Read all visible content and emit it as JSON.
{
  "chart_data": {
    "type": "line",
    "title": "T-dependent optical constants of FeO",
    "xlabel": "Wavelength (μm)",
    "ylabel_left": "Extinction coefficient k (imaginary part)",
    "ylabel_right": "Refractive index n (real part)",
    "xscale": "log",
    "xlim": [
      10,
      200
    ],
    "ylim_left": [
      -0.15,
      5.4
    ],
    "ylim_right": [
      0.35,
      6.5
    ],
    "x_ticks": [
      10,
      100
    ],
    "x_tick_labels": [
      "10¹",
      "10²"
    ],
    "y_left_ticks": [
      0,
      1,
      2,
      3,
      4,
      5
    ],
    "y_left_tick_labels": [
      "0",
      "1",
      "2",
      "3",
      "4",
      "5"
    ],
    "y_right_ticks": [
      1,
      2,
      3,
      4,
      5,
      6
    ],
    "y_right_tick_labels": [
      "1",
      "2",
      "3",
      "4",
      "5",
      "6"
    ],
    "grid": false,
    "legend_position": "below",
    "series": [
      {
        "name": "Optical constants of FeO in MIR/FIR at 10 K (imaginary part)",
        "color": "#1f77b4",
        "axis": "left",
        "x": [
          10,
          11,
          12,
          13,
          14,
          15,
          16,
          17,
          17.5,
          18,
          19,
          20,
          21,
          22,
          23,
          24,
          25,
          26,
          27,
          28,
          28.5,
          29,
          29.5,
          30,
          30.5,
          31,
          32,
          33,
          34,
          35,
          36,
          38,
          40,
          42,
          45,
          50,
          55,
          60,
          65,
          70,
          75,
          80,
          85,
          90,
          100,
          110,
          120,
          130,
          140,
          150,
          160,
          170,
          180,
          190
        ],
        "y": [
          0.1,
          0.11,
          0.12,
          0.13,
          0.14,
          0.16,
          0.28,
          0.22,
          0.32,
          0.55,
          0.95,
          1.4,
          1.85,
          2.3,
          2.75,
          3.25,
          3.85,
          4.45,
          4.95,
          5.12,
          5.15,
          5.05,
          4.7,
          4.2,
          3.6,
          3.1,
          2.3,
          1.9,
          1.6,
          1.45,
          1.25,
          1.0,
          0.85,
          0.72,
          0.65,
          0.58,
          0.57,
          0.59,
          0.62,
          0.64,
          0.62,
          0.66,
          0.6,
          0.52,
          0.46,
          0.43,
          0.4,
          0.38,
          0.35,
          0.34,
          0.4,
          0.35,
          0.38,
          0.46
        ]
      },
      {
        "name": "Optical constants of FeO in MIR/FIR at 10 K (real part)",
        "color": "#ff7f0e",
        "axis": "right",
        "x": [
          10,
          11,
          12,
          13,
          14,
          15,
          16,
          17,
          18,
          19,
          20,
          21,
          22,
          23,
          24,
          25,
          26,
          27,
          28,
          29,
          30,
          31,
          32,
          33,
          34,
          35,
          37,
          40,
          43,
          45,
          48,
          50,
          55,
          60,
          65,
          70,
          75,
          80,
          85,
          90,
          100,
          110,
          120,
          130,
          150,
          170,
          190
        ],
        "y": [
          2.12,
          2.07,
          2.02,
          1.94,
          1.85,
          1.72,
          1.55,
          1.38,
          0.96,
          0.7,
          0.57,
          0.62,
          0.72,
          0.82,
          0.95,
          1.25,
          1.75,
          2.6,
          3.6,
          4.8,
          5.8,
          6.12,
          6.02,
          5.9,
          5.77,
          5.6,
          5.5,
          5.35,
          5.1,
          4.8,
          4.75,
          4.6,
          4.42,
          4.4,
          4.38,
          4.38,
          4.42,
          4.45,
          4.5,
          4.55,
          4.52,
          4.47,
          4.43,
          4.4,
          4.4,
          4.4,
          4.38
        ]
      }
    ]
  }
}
· · · · · · ·
Report how many lines include the word "constants". Give nothing but the number.

3